GIVEN DATA -
— BEGIN —
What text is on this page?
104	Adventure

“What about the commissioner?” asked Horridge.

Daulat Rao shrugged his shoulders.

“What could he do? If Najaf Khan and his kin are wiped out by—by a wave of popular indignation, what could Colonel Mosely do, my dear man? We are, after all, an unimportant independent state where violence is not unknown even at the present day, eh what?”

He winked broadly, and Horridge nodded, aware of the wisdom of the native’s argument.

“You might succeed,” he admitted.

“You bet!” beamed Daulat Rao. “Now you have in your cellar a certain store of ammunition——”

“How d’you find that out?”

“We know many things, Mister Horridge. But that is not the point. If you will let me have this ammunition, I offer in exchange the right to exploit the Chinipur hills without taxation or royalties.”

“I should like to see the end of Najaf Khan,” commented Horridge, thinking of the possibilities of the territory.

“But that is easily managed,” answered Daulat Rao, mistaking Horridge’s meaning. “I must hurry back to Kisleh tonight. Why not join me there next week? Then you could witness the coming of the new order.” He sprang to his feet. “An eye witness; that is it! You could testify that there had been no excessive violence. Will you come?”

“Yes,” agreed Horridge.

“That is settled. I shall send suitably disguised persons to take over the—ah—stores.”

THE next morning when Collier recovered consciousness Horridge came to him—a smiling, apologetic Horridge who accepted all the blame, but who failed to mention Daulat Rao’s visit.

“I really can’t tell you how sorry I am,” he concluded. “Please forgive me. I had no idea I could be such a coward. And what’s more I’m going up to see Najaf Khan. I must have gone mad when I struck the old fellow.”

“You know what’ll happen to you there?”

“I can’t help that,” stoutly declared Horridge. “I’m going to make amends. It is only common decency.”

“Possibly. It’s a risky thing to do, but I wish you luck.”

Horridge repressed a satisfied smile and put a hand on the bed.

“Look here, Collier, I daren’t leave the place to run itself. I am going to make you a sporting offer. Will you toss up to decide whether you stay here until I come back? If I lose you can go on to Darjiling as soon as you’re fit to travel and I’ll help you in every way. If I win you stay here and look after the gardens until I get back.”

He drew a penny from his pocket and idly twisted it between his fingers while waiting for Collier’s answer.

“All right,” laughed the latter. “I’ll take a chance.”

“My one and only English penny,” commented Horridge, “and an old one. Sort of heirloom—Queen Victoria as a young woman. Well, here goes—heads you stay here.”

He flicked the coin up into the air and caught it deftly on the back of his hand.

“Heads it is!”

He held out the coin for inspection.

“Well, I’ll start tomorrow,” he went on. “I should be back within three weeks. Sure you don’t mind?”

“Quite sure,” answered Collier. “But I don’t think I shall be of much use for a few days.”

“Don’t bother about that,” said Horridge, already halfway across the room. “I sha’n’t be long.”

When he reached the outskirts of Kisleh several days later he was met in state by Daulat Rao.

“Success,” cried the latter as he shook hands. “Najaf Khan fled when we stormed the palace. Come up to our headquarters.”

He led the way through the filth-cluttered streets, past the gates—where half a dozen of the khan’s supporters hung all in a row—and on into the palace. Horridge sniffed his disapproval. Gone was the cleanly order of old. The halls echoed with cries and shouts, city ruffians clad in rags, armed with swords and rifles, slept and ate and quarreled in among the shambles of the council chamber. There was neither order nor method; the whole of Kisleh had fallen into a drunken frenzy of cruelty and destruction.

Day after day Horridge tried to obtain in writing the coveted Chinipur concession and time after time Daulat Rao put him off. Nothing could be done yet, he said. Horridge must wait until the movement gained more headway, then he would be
— END —
SET EXERCISE - Reproduce every record, matching each line exactly.

RIGHT ANSWER -
What text is on this page?
104	Adventure

“What about the commissioner?” asked Horridge.

Daulat Rao shrugged his shoulders.

“What could he do? If Najaf Khan and his kin are wiped out by—by a wave of popular indignation, what could Colonel Mosely do, my dear man? We are, after all, an unimportant independent state where violence is not unknown even at the present day, eh what?”

He winked broadly, and Horridge nodded, aware of the wisdom of the native’s argument.

“You might succeed,” he admitted.

“You bet!” beamed Daulat Rao. “Now you have in your cellar a certain store of ammunition——”

“How d’you find that out?”

“We know many things, Mister Horridge. But that is not the point. If you will let me have this ammunition, I offer in exchange the right to exploit the Chinipur hills without taxation or royalties.”

“I should like to see the end of Najaf Khan,” commented Horridge, thinking of the possibilities of the territory.

“But that is easily managed,” answered Daulat Rao, mistaking Horridge’s meaning. “I must hurry back to Kisleh tonight. Why not join me there next week? Then you could witness the coming of the new order.” He sprang to his feet. “An eye witness; that is it! You could testify that there had been no excessive violence. Will you come?”

“Yes,” agreed Horridge.

“That is settled. I shall send suitably disguised persons to take over the—ah—stores.”

THE next morning when Collier recovered consciousness Horridge came to him—a smiling, apologetic Horridge who accepted all the blame, but who failed to mention Daulat Rao’s visit.

“I really can’t tell you how sorry I am,” he concluded. “Please forgive me. I had no idea I could be such a coward. And what’s more I’m going up to see Najaf Khan. I must have gone mad when I struck the old fellow.”

“You know what’ll happen to you there?”

“I can’t help that,” stoutly declared Horridge. “I’m going to make amends. It is only common decency.”

“Possibly. It’s a risky thing to do, but I wish you luck.”

Horridge repressed a satisfied smile and put a hand on the bed.

“Look here, Collier, I daren’t leave the place to run itself. I am going to make you a sporting offer. Will you toss up to decide whether you stay here until I come back? If I lose you can go on to Darjiling as soon as you’re fit to travel and I’ll help you in every way. If I win you stay here and look after the gardens until I get back.”

He drew a penny from his pocket and idly twisted it between his fingers while waiting for Collier’s answer.

“All right,” laughed the latter. “I’ll take a chance.”

“My one and only English penny,” commented Horridge, “and an old one. Sort of heirloom—Queen Victoria as a young woman. Well, here goes—heads you stay here.”

He flicked the coin up into the air and caught it deftly on the back of his hand.

“Heads it is!”

He held out the coin for inspection.

“Well, I’ll start tomorrow,” he went on. “I should be back within three weeks. Sure you don’t mind?”

“Quite sure,” answered Collier. “But I don’t think I shall be of much use for a few days.”

“Don’t bother about that,” said Horridge, already halfway across the room. “I sha’n’t be long.”

When he reached the outskirts of Kisleh several days later he was met in state by Daulat Rao.

“Success,” cried the latter as he shook hands. “Najaf Khan fled when we stormed the palace. Come up to our headquarters.”

He led the way through the filth-cluttered streets, past the gates—where half a dozen of the khan’s supporters hung all in a row—and on into the palace. Horridge sniffed his disapproval. Gone was the cleanly order of old. The halls echoed with cries and shouts, city ruffians clad in rags, armed with swords and rifles, slept and ate and quarreled in among the shambles of the council chamber. There was neither order nor method; the whole of Kisleh had fallen into a drunken frenzy of cruelty and destruction.

Day after day Horridge tried to obtain in writing the coveted Chinipur concession and time after time Daulat Rao put him off. Nothing could be done yet, he said. Horridge must wait until the movement gained more headway, then he would be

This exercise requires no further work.